Dataset entries on figures:
****

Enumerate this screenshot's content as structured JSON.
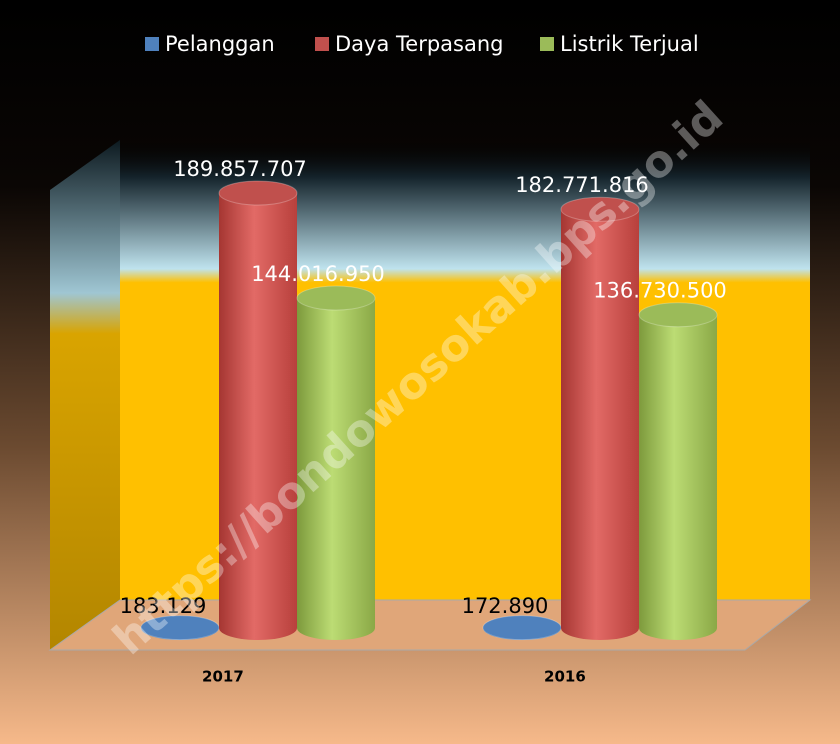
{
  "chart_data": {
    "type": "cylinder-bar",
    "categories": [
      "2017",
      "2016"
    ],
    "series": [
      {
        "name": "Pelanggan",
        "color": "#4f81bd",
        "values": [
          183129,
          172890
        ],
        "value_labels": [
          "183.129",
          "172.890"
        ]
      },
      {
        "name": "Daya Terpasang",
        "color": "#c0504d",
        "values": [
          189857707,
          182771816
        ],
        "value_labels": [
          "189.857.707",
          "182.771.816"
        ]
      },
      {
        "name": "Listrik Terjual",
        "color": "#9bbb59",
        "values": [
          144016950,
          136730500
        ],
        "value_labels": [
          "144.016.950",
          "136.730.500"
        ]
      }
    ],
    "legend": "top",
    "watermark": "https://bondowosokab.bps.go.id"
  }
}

****

Given problem
Transcribe the material as is, with images omitted.

Solution below
Enumerate this screenshot's content as structured JSON.
{
  "chart_data": {
    "type": "cylinder-bar",
    "categories": [
      "2017",
      "2016"
    ],
    "series": [
      {
        "name": "Pelanggan",
        "color": "#4f81bd",
        "values": [
          183129,
          172890
        ],
        "value_labels": [
          "183.129",
          "172.890"
        ]
      },
      {
        "name": "Daya Terpasang",
        "color": "#c0504d",
        "values": [
          189857707,
          182771816
        ],
        "value_labels": [
          "189.857.707",
          "182.771.816"
        ]
      },
      {
        "name": "Listrik Terjual",
        "color": "#9bbb59",
        "values": [
          144016950,
          136730500
        ],
        "value_labels": [
          "144.016.950",
          "136.730.500"
        ]
      }
    ],
    "legend": "top",
    "watermark": "https://bondowosokab.bps.go.id"
  }
}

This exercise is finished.